■ **PASSAGE GIVEN**
--- BEGIN ---

Data Engineering

Database Normalization: 1NF, 2NF, 3NF in SQL

· 13 min read

Database normalization is the discipline of structuring tables so each fact lives in exactly one place. Skip it and you ship duplicate rows, broken UPDATE statements, and reports whose answer depends on which copy of a row the query reads. Get it right and a class of data bugs stops being possible.

In This Article

  1. What “normal form” actually means
  2. 1NF: every cell holds a single value
  3. 2NF: every non-key column depends on the whole key
  4. 3NF: no transitive dependencies
  5. BCNF: when 3NF leaves an anomaly
  6. When to denormalize on purpose
  7. A worked migration: denormalized log to 3NF
  8. Common mistakes
  9. When the rules are wrong
  10. Takeaway

This is the reference we hand a data engineer on day one: 1NF, 2NF, 3NF, BCNF, each with a worked SQL example showing the bad table, the fix, and what breaks when you skip the step. At the end: when to denormalize on purpose, and how to do it without losing the guarantees normalization gave you.

--- END ---

■ **CHALLENGES**
(A) Reproduce the normalization article word for word, starting with "Database Normalization: 1NF, 2NF, 3NF" and going on through "stops being possible.".
(B) Answer these questions using the normalization article:
(i) How long does the article give as its read time?
(ii) Under 1NF, what must every cell hold?
(iii) To whom is the reference handed, and when?
(C) Continue the normalization article from its final sentence.
The data after the normalization article is not needed for anything here.

■ **MATERIAL**
--- BEGIN ---

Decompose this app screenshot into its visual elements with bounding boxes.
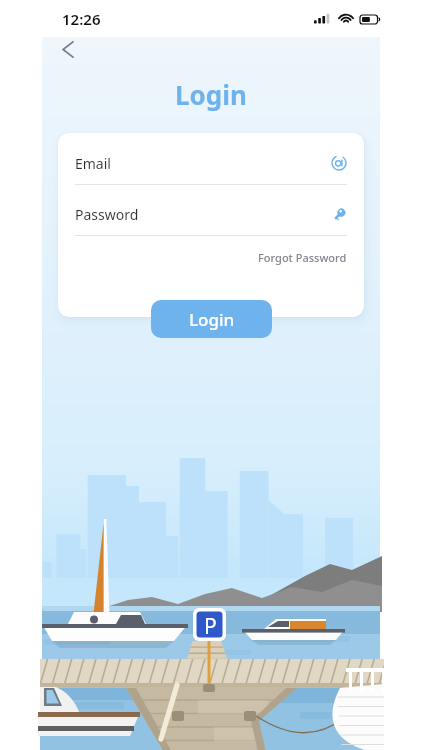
staticText: Email bbox=[75, 154, 111, 173]
staticText: 12:26 bbox=[62, 9, 101, 29]
button[interactable]: Back bbox=[47, 29, 87, 69]
staticText: P bbox=[204, 612, 217, 638]
button[interactable]: Forgot Password bbox=[75, 250, 347, 265]
staticText: Forgot Password bbox=[258, 250, 347, 265]
button[interactable]: Login bbox=[151, 300, 272, 338]
staticText: Login bbox=[42, 77, 380, 112]
staticText: Login bbox=[189, 308, 235, 331]
staticText: Password bbox=[75, 205, 139, 224]
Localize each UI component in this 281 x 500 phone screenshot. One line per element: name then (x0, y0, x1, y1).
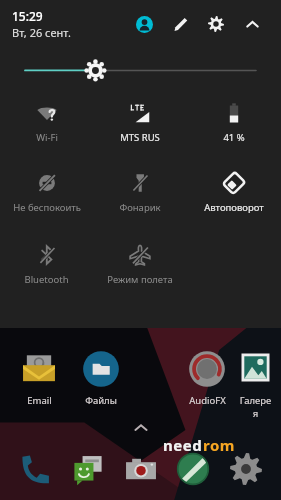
staticText: Режим полета (107, 273, 173, 286)
button[interactable]: Яркость (0, 48, 281, 92)
button[interactable]: Не беспокоить (0, 168, 93, 218)
staticText: Bluetooth (24, 273, 69, 286)
staticText: Не беспокоить (13, 201, 81, 214)
button[interactable]: Браузер (170, 446, 216, 492)
button[interactable]: Сообщения (65, 446, 111, 492)
button[interactable]: Файлы (70, 348, 132, 409)
button[interactable]: Телефон (13, 446, 59, 492)
button[interactable]: Изменить (165, 9, 195, 39)
staticText: 15:29 (12, 8, 43, 24)
staticText: MTS RUS (120, 131, 160, 144)
button[interactable]: Настройки (201, 9, 231, 39)
staticText: AudioFX (189, 394, 226, 407)
staticText: Email (27, 394, 52, 407)
staticText: 41 % (223, 131, 245, 144)
button[interactable]: AudioFX (176, 348, 238, 409)
button[interactable]: Email (8, 348, 70, 409)
staticText: rom (203, 435, 235, 455)
staticText: Wi-Fi (36, 131, 58, 144)
staticText: Автоповорот (204, 201, 264, 214)
button[interactable]: 41 % (187, 98, 281, 148)
button[interactable]: Bluetooth (0, 240, 93, 290)
staticText: need (163, 435, 203, 455)
button[interactable]: Камера (118, 446, 164, 492)
button[interactable]: Профиль (129, 9, 159, 39)
button[interactable]: Фонарик (93, 168, 187, 218)
button[interactable]: Настройки (223, 446, 269, 492)
button[interactable]: Открыть список приложений (128, 415, 154, 441)
button[interactable]: Wi-Fi (0, 98, 93, 148)
button[interactable]: MTS RUS (93, 98, 187, 148)
staticText: Вт, 26 сент. (12, 25, 71, 40)
button[interactable]: Свернуть (237, 9, 267, 39)
button[interactable]: Режим полета (93, 240, 187, 290)
staticText: Файлы (85, 394, 117, 407)
staticText: Галерея (238, 394, 273, 420)
button[interactable]: Автоповорот (187, 168, 281, 218)
button[interactable]: Галерея (238, 348, 273, 422)
staticText: Фонарик (119, 201, 161, 214)
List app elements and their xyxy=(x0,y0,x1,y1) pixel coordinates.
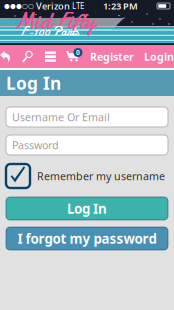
button[interactable]: Menu xyxy=(39,45,62,68)
button[interactable]: Shopping cart xyxy=(62,45,85,68)
staticText: Log In xyxy=(67,200,107,217)
button[interactable]: Back xyxy=(0,45,16,68)
button[interactable]: Login xyxy=(139,45,174,68)
staticText: I forgot my password xyxy=(18,230,156,247)
button[interactable]: Remember my username xyxy=(6,155,168,188)
staticText: Register xyxy=(90,49,134,64)
staticText: Remember my username xyxy=(37,169,165,183)
staticText: Password xyxy=(12,138,59,152)
staticText: Login xyxy=(144,49,174,64)
button[interactable]: Register xyxy=(85,45,139,68)
staticText: F-100 Parts xyxy=(21,22,79,41)
staticText: Mid Fifty xyxy=(14,4,96,38)
button[interactable]: Search xyxy=(16,45,39,68)
staticText: ●●●○○ xyxy=(4,2,34,10)
staticText: 0 xyxy=(76,48,80,57)
staticText: LTE xyxy=(72,1,84,11)
button[interactable]: Log In xyxy=(6,197,168,220)
button[interactable]: I forgot my password xyxy=(6,227,168,250)
staticText: 1:23 PM xyxy=(103,0,138,12)
staticText: Verizon xyxy=(34,0,72,12)
staticText: Username Or Email xyxy=(12,110,110,124)
staticText: Log In xyxy=(6,72,61,94)
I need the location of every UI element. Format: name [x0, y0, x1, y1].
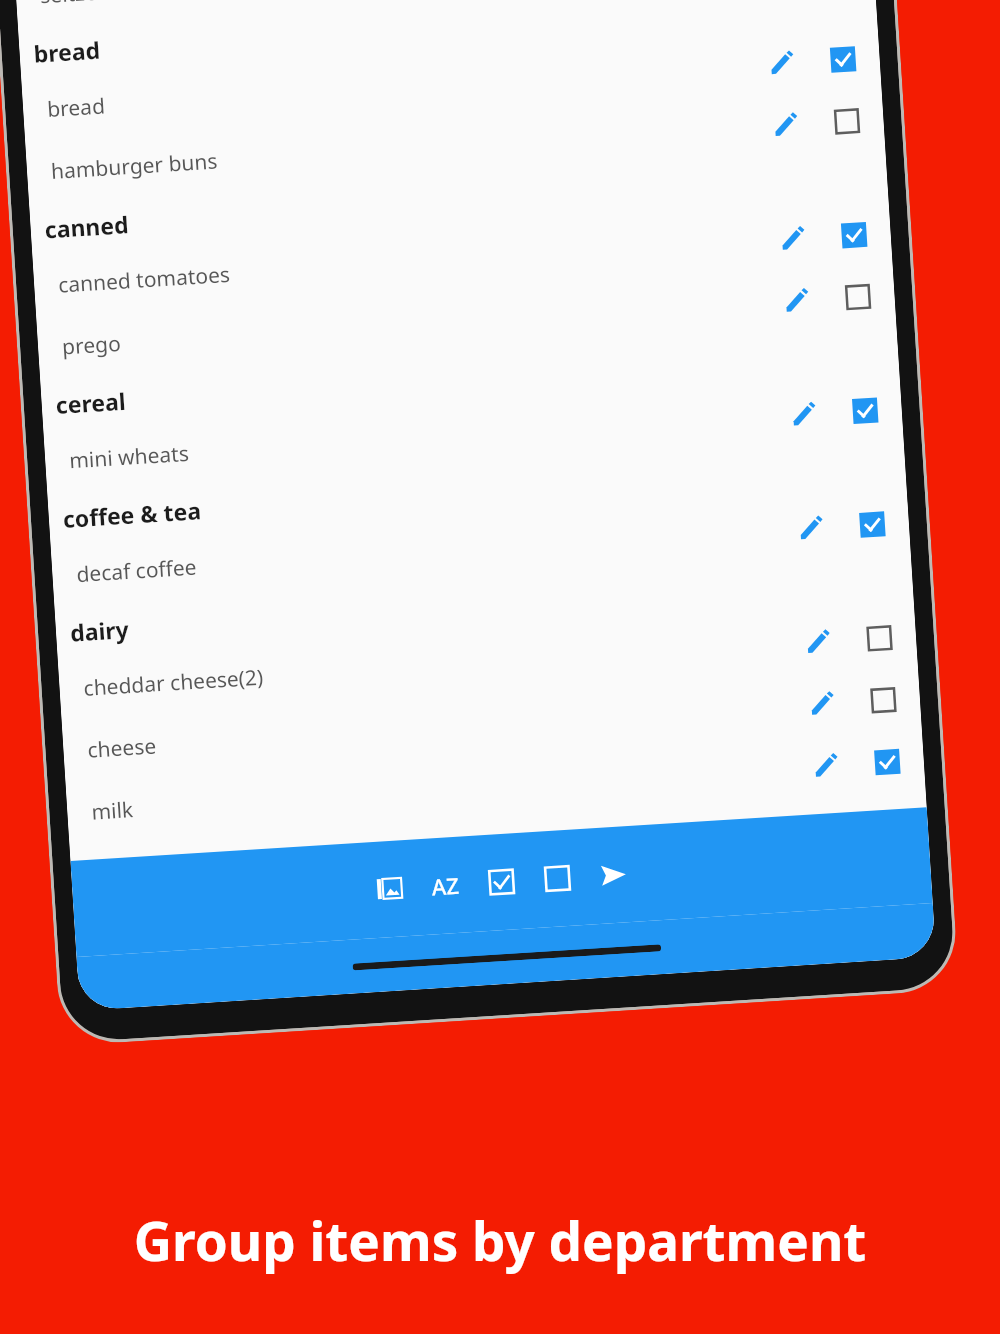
staticText: milk [90, 795, 134, 827]
staticText: dairy [69, 613, 130, 648]
staticText: Group items by department [0, 1204, 1000, 1276]
button[interactable]: hamburger buns [25, 88, 885, 203]
button[interactable]: Toggle tortillas [873, 909, 922, 958]
button[interactable]: Toggle sour cream [866, 799, 915, 848]
button[interactable]: Edit cheddar cheese(2) [793, 617, 842, 666]
staticText: decaf coffee [76, 553, 198, 589]
button[interactable]: Edit mini wheats [778, 390, 827, 439]
staticText: canned tomatoes [57, 260, 231, 300]
staticText: cereal [55, 385, 127, 420]
staticText: prego [61, 329, 122, 362]
button[interactable]: bread [18, 0, 878, 80]
staticText: cheddar cheese(2) [83, 663, 264, 703]
button[interactable]: Images [360, 859, 420, 919]
button[interactable]: Toggle cheese [858, 675, 907, 724]
staticText: mini wheats [68, 439, 190, 475]
staticText: coffee & tea [62, 494, 203, 534]
button[interactable]: canned tomatoes [32, 201, 892, 317]
button[interactable]: sour cream [69, 790, 930, 906]
button[interactable]: Edit canned tomatoes [767, 214, 816, 263]
button[interactable]: Edit milk [800, 741, 849, 790]
staticText: bread [46, 92, 106, 124]
button[interactable]: Toggle canned tomatoes [829, 210, 878, 259]
staticText: bread [33, 34, 102, 69]
staticText: cheese [87, 732, 157, 765]
button[interactable]: Edit prego [771, 276, 820, 325]
button[interactable]: Send list [584, 845, 643, 905]
button[interactable]: Edit decaf coffee [786, 504, 834, 552]
button[interactable]: bread [21, 26, 882, 142]
button[interactable]: prego [36, 263, 896, 379]
staticText: AZ [431, 870, 461, 901]
button[interactable]: mini wheats [43, 377, 904, 493]
button[interactable]: Toggle mini wheats [840, 386, 889, 435]
button[interactable]: decaf coffee [50, 491, 911, 607]
button[interactable]: Edit bread [756, 38, 805, 87]
button[interactable]: Toggle decaf coffee [848, 500, 896, 548]
button[interactable]: cheese [62, 666, 922, 782]
button[interactable]: coffee & tea [47, 439, 907, 545]
staticText: hamburger buns [50, 146, 219, 186]
button[interactable]: tortillas [76, 904, 936, 1011]
button[interactable]: ethnic foods [73, 852, 933, 958]
button[interactable]: Toggle cheddar cheese(2) [855, 614, 903, 662]
staticText: canned [44, 208, 130, 244]
button[interactable]: Sort A to Z [416, 856, 475, 915]
button[interactable]: cheddar cheese(2) [58, 605, 918, 720]
staticText: sour cream [94, 853, 208, 889]
button[interactable]: seltzer [14, 0, 874, 28]
button[interactable]: Toggle prego [833, 272, 882, 321]
button[interactable]: Toggle bread [818, 35, 867, 83]
staticText: seltzer [39, 0, 107, 10]
button[interactable]: Toggle hamburger buns [822, 96, 871, 145]
button[interactable]: Uncheck all [528, 849, 587, 908]
button[interactable]: Toggle milk [862, 737, 911, 786]
button[interactable]: milk [66, 728, 926, 844]
button[interactable]: Edit sour cream [804, 803, 853, 852]
button[interactable]: Edit cheese [797, 679, 845, 728]
button[interactable]: Check all [472, 852, 531, 912]
button[interactable]: dairy [54, 553, 914, 658]
button[interactable]: Edit hamburger buns [760, 100, 809, 149]
button[interactable]: canned [29, 150, 889, 255]
button[interactable]: cereal [40, 325, 900, 431]
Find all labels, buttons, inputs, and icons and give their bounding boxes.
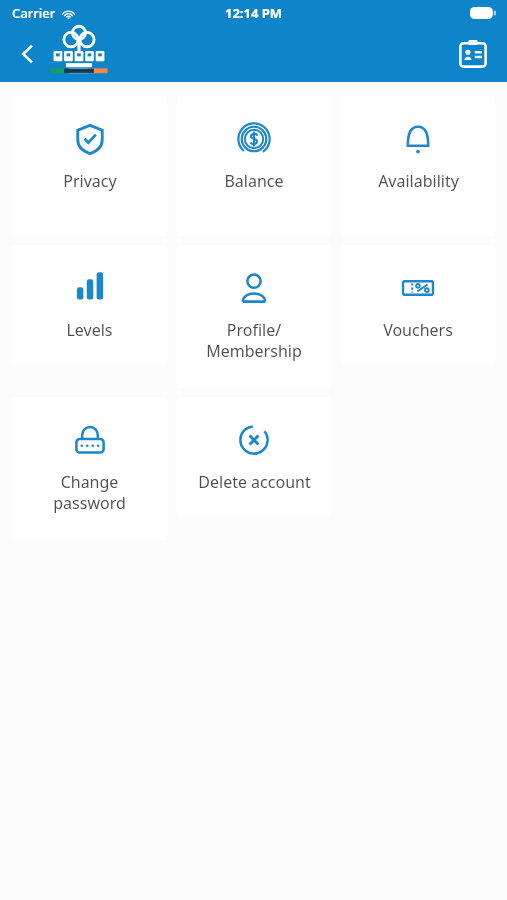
button[interactable]: Change password [12, 397, 167, 540]
button[interactable]: Padel Tennis Ireland [48, 30, 110, 78]
staticText: Availability [378, 170, 459, 192]
staticText: Privacy [63, 170, 117, 192]
staticText: Change password [53, 471, 126, 514]
button[interactable]: Privacy [12, 96, 167, 236]
staticText: Vouchers [383, 319, 453, 341]
button[interactable]: Balance [177, 96, 331, 236]
button[interactable]: Vouchers [341, 245, 495, 365]
staticText: 12:14 PM [225, 4, 283, 22]
button[interactable]: Profile / Membership [177, 245, 331, 388]
button[interactable]: Availability [341, 96, 495, 236]
staticText: Balance [224, 170, 284, 192]
staticText: Delete account [198, 471, 311, 493]
button[interactable]: Membership card [451, 32, 495, 76]
staticText: Carrier [12, 4, 56, 22]
staticText: Profile/ Membership [206, 319, 302, 362]
button[interactable]: Delete account [177, 397, 331, 517]
staticText: Levels [66, 319, 113, 341]
button[interactable]: Back [8, 34, 48, 74]
button[interactable]: Levels [12, 245, 167, 365]
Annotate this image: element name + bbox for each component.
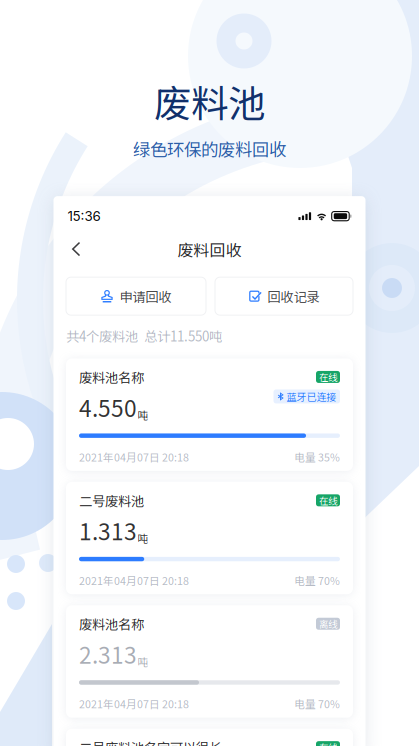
staticText: 离线: [319, 617, 337, 630]
staticText: 回收记录: [268, 286, 320, 306]
staticText: 二号废料池名字可以很长: [79, 738, 222, 746]
staticText: 废料池名称: [79, 614, 144, 633]
staticText: 吨: [138, 407, 148, 422]
staticText: 在线: [319, 370, 337, 384]
staticText: 电量 70%: [294, 696, 340, 711]
staticText: 电量 70%: [294, 572, 340, 588]
button[interactable]: 二号废料池: [66, 482, 353, 594]
staticText: 废料池名称: [79, 367, 144, 387]
staticText: 二号废料池: [79, 491, 144, 510]
staticText: 蓝牙已连接: [286, 389, 336, 404]
staticText: 吨: [138, 530, 148, 546]
staticText: 申请回收: [120, 286, 172, 306]
staticText: 15:36: [68, 208, 100, 224]
staticText: 绿色环保的废料回收: [133, 136, 286, 161]
button[interactable]: 申请回收: [66, 277, 206, 315]
staticText: 2021年04月07日 20:18: [79, 449, 189, 464]
staticText: 在线: [319, 494, 337, 507]
staticText: 电量 35%: [294, 449, 340, 464]
staticText: 共4个废料池 总计11.550吨: [66, 326, 222, 346]
staticText: 废料回收: [178, 238, 242, 261]
button[interactable]: 二号废料池名字可以很长: [66, 729, 353, 746]
staticText: 1.313: [79, 514, 137, 547]
button[interactable]: 回收记录: [215, 277, 353, 315]
staticText: 2.313: [79, 637, 137, 670]
button[interactable]: 废料池名称: [66, 358, 353, 471]
staticText: 在线: [319, 740, 337, 746]
button[interactable]: 返回: [72, 234, 102, 264]
staticText: 废料池: [154, 74, 265, 128]
button[interactable]: 废料池名称: [66, 605, 353, 718]
staticText: 吨: [138, 654, 148, 669]
staticText: 4.550: [79, 391, 137, 423]
staticText: 2021年04月07日 20:18: [79, 696, 189, 711]
staticText: 2021年04月07日 20:18: [79, 572, 189, 588]
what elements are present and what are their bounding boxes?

--- END ---

■ **PER-TASK ANSWERS**
(A)
Database Normalization: 1NF, 2NF, 3NF in SQL

· 13 min read

Database normalization is the discipline of structuring tables so each fact lives in exactly one place. Skip it and you ship duplicate rows, broken UPDATE statements, and reports whose answer depends on which copy of a row the query reads. Get it right and a class of data bugs stops being possible.

(B)
(i) 13 minutes.
(ii) A single value.
(iii) To a data engineer, on day one.

(C)
What “normal form” actually means

A normal form is a property of a table’s schema. A table is in 3NF if and only if it satisfies the 3NF rule. The forms stack: 3NF implies 2NF implies 1NF. The work of normalization is moving each table up the stack until further moves would cost more than they save.

The four forms that matter in production:

  • 1NF: every column holds a single, atomic value. No comma-separated lists. No JSON arrays where a junction table belongs.
  • 2NF: every non-key column depends on the whole primary key, not just part of it. Only relevant when the primary key is composite.
  • 3NF: every non-key column depends on the key directly, not through another non-key column.
  • BCNF: every functional dependency in the table is on a superkey. The rare cases where 3NF leaves an anomaly.

4NF and 5NF exist and they have legitimate use cases. The frequency with which an analyst encounters them is low enough that we cover them last and briefly.

1NF: every cell holds a single value

The 1NF rule: every column contains an atomic value, and every row is uniquely addressable by its primary key.

The most common 1NF violation in practice is a column that holds a list, separated by commas or stored as JSON, where the rest of the application wants to query individual elements.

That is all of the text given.